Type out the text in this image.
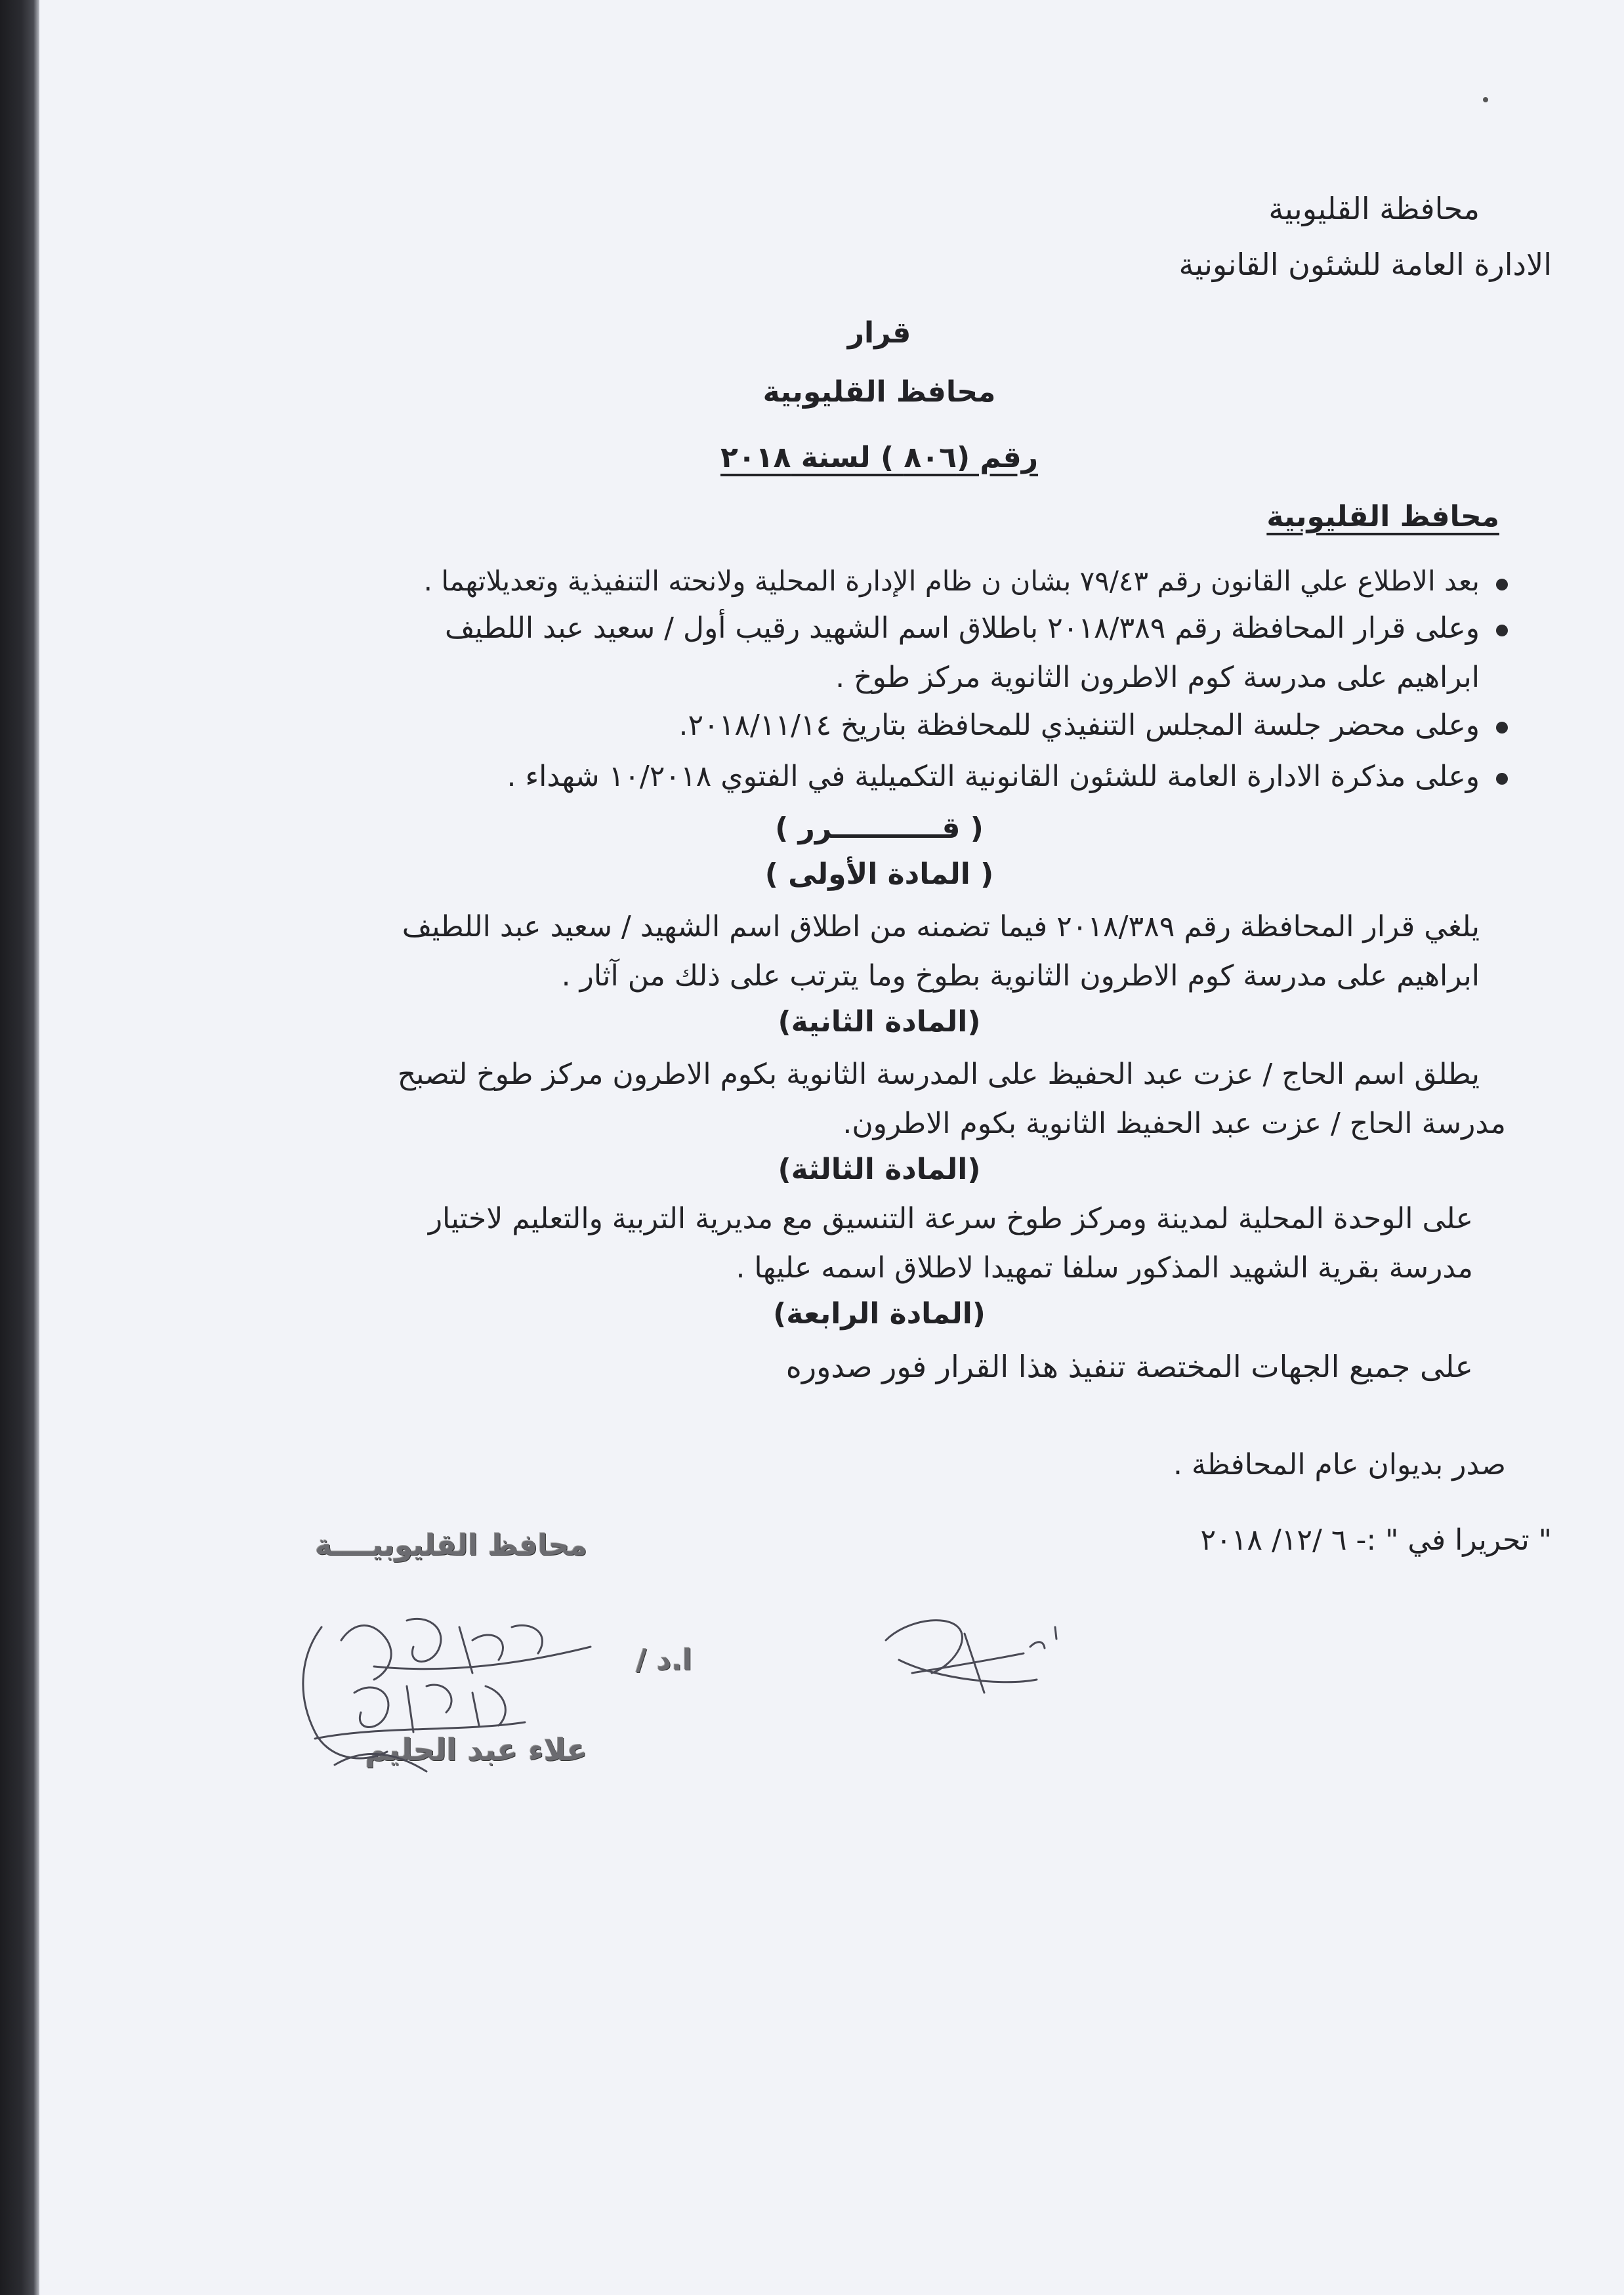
محافظة القليوبية
الادارة العامة للشئون القانونية
قرار
محافظ القليوبية
رقم (٨٠٦ ) لسنة ٢٠١٨
محافظ القليوبية
بعد الاطلاع علي القانون رقم ٧٩/٤٣ بشان ن ظام الإدارة المحلية ولانحته التنفيذية وتعديلاتهما .
وعلى قرار المحافظة رقم ٢٠١٨/٣٨٩ باطلاق اسم الشهيد رقيب أول / سعيد عبد اللطيف
ابراهيم على مدرسة كوم الاطرون الثانوية مركز طوخ .
وعلى محضر جلسة المجلس التنفيذي للمحافظة بتاريخ ٢٠١٨/١١/١٤.
وعلى مذكرة الادارة العامة للشئون القانونية التكميلية في الفتوي ١٠/٢٠١٨ شهداء .
( قـــــــــــرر )
( المادة الأولى )
يلغي قرار المحافظة رقم ٢٠١٨/٣٨٩ فيما تضمنه من اطلاق اسم الشهيد / سعيد عبد اللطيف
ابراهيم على مدرسة كوم الاطرون الثانوية بطوخ وما يترتب على ذلك من آثار .
(المادة الثانية)
يطلق اسم الحاج / عزت عبد الحفيظ على المدرسة الثانوية بكوم الاطرون مركز طوخ لتصبح
مدرسة الحاج / عزت عبد الحفيظ الثانوية بكوم الاطرون.
(المادة الثالثة)
على الوحدة المحلية لمدينة ومركز طوخ سرعة التنسيق مع مديرية التربية والتعليم لاختيار
مدرسة بقرية الشهيد المذكور سلفا تمهيدا لاطلاق اسمه عليها .
(المادة الرابعة)
على جميع الجهات المختصة تنفيذ هذا القرار فور صدوره
صدر بديوان عام المحافظة .
" تحريرا في " :- ٦ /١٢/ ٢٠١٨
محافظ القليوبيــــة
ا.د /
علاء عبد الحليم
------------
REQUIREMENT:
Search the preceding listing for the word "القانونية" and pull out every line that holds it.

FINAL RESULT:
الادارة العامة للشئون القانونية
وعلى مذكرة الادارة العامة للشئون القانونية التكميلية في الفتوي ١٠/٢٠١٨ شهداء .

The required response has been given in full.